**Instructions to follow**.
In the records below, find each line with the word "this" and copy it.

-- Begin --

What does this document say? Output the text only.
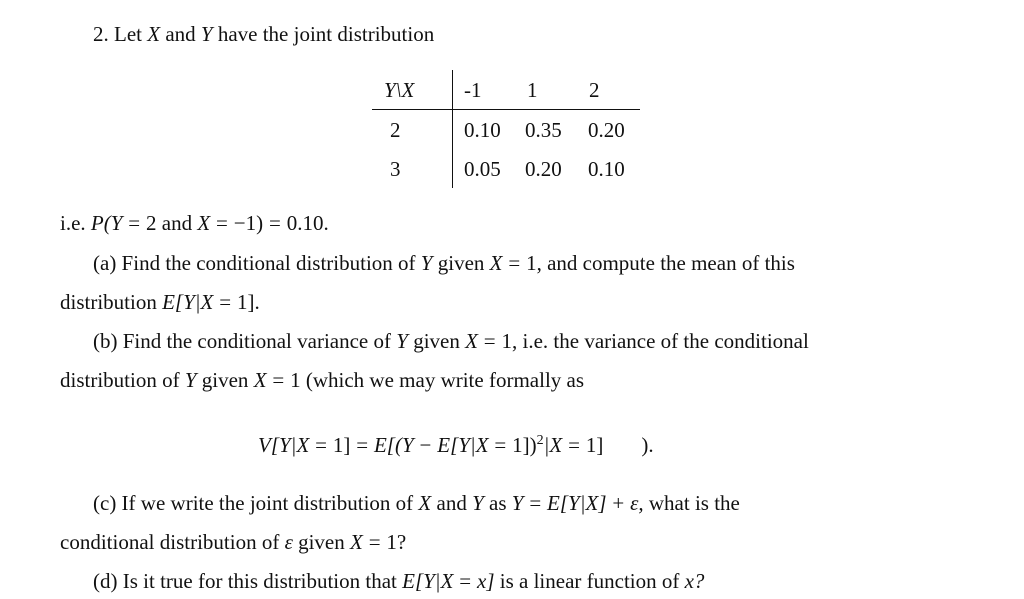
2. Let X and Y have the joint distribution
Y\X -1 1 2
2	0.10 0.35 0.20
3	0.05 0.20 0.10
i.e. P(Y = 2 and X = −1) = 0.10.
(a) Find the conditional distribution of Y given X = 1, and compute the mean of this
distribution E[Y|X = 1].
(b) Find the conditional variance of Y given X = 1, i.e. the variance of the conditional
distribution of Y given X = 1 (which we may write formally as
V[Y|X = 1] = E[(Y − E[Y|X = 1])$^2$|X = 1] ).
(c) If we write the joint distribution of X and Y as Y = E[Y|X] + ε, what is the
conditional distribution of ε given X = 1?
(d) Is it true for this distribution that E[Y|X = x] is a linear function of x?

-- End --
-- Begin --

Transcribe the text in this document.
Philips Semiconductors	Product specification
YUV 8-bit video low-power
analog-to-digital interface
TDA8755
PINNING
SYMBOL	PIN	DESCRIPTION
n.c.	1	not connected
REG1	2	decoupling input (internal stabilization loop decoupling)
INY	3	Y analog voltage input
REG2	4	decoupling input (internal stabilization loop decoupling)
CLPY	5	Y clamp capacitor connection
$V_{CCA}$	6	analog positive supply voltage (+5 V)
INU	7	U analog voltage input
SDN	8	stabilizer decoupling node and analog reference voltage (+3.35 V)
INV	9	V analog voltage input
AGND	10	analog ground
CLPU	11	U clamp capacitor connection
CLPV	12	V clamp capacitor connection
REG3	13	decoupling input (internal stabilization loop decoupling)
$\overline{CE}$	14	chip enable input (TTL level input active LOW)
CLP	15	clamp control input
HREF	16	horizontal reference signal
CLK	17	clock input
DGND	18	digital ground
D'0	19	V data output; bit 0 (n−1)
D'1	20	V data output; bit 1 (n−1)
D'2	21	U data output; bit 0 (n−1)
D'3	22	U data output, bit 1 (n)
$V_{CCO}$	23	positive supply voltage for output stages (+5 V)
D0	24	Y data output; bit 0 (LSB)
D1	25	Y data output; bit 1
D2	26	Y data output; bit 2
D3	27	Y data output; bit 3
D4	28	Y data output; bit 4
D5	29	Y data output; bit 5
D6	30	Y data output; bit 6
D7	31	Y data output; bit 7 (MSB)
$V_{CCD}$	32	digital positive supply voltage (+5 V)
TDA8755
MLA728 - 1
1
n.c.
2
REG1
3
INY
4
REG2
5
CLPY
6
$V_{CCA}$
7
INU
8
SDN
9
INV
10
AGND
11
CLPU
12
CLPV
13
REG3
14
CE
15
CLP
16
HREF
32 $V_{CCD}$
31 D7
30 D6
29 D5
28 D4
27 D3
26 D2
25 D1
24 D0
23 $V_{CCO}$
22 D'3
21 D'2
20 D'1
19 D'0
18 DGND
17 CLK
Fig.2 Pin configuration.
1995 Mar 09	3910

-- End --

**Worked answer**.
What does this document say? Output the text only.
(a) Find the conditional distribution of Y given X = 1, and compute the mean of this
(d) Is it true for this distribution that E[Y|X = x] is a linear function of x?
Transcribe the text in this document.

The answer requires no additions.